### REQUIRED WORK:
Write out every record again, exactly.

### STORED DATA:
=====

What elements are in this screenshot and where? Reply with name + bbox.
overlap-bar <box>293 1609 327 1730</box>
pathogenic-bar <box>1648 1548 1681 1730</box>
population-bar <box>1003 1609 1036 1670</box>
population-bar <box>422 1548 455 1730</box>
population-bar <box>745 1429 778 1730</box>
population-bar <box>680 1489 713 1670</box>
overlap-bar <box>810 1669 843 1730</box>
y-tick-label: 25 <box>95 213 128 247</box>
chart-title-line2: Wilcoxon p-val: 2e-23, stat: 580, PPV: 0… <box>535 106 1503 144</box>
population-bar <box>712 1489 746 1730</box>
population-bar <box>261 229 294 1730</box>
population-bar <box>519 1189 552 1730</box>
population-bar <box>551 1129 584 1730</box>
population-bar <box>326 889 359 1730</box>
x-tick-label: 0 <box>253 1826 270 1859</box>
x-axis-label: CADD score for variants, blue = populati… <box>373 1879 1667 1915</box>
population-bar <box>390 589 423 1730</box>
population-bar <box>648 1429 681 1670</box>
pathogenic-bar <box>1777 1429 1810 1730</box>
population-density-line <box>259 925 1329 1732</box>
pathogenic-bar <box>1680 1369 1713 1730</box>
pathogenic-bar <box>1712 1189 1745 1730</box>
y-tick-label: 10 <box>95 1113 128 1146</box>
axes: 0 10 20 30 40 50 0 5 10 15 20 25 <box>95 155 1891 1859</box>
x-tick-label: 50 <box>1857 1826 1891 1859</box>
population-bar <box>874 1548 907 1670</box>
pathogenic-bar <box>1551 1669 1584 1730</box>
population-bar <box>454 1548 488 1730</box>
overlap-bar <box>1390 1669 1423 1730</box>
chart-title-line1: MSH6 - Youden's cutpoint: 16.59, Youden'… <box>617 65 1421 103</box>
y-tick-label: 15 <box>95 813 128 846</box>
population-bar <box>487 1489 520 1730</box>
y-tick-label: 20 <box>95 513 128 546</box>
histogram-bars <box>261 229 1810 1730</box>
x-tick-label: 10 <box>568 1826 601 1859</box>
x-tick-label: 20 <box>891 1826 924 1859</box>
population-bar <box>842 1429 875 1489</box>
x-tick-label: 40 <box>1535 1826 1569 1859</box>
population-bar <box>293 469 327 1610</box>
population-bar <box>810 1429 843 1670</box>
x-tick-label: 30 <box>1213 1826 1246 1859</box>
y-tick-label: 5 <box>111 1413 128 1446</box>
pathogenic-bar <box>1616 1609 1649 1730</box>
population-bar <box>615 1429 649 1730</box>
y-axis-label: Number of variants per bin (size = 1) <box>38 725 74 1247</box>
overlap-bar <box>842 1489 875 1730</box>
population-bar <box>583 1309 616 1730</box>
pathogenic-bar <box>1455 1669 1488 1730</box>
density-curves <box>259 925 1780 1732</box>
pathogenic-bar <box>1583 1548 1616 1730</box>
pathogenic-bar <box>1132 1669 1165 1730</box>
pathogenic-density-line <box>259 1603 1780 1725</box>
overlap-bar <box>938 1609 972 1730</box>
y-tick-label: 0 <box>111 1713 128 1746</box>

=====

### ANSWER BELOW:
What elements are in this screenshot and where? Reply with name + bbox.
overlap-bar <box>293 1609 327 1730</box>
pathogenic-bar <box>1648 1548 1681 1730</box>
population-bar <box>1003 1609 1036 1670</box>
population-bar <box>422 1548 455 1730</box>
population-bar <box>745 1429 778 1730</box>
population-bar <box>680 1489 713 1670</box>
overlap-bar <box>810 1669 843 1730</box>
y-tick-label: 25 <box>95 213 128 247</box>
chart-title-line2: Wilcoxon p-val: 2e-23, stat: 580, PPV: 0… <box>535 106 1503 144</box>
population-bar <box>712 1489 746 1730</box>
population-bar <box>261 229 294 1730</box>
population-bar <box>519 1189 552 1730</box>
population-bar <box>551 1129 584 1730</box>
population-bar <box>326 889 359 1730</box>
x-tick-label: 0 <box>253 1826 270 1859</box>
x-axis-label: CADD score for variants, blue = populati… <box>373 1879 1667 1915</box>
population-bar <box>390 589 423 1730</box>
population-bar <box>648 1429 681 1670</box>
pathogenic-bar <box>1777 1429 1810 1730</box>
population-density-line <box>259 925 1329 1732</box>
pathogenic-bar <box>1680 1369 1713 1730</box>
pathogenic-bar <box>1712 1189 1745 1730</box>
y-tick-label: 10 <box>95 1113 128 1146</box>
axes: 0 10 20 30 40 50 0 5 10 15 20 25 <box>95 155 1891 1859</box>
x-tick-label: 50 <box>1857 1826 1891 1859</box>
population-bar <box>874 1548 907 1670</box>
pathogenic-bar <box>1551 1669 1584 1730</box>
population-bar <box>454 1548 488 1730</box>
overlap-bar <box>1390 1669 1423 1730</box>
chart-title-line1: MSH6 - Youden's cutpoint: 16.59, Youden'… <box>617 65 1421 103</box>
y-tick-label: 15 <box>95 813 128 846</box>
population-bar <box>487 1489 520 1730</box>
y-tick-label: 20 <box>95 513 128 546</box>
histogram-bars <box>261 229 1810 1730</box>
x-tick-label: 10 <box>568 1826 601 1859</box>
x-tick-label: 20 <box>891 1826 924 1859</box>
population-bar <box>842 1429 875 1489</box>
x-tick-label: 40 <box>1535 1826 1569 1859</box>
population-bar <box>293 469 327 1610</box>
population-bar <box>810 1429 843 1670</box>
x-tick-label: 30 <box>1213 1826 1246 1859</box>
y-tick-label: 5 <box>111 1413 128 1446</box>
pathogenic-bar <box>1616 1609 1649 1730</box>
population-bar <box>615 1429 649 1730</box>
y-axis-label: Number of variants per bin (size = 1) <box>38 725 74 1247</box>
overlap-bar <box>842 1489 875 1730</box>
population-bar <box>583 1309 616 1730</box>
pathogenic-bar <box>1455 1669 1488 1730</box>
density-curves <box>259 925 1780 1732</box>
pathogenic-bar <box>1583 1548 1616 1730</box>
pathogenic-bar <box>1132 1669 1165 1730</box>
pathogenic-density-line <box>259 1603 1780 1725</box>
overlap-bar <box>938 1609 972 1730</box>
y-tick-label: 0 <box>111 1713 128 1746</box>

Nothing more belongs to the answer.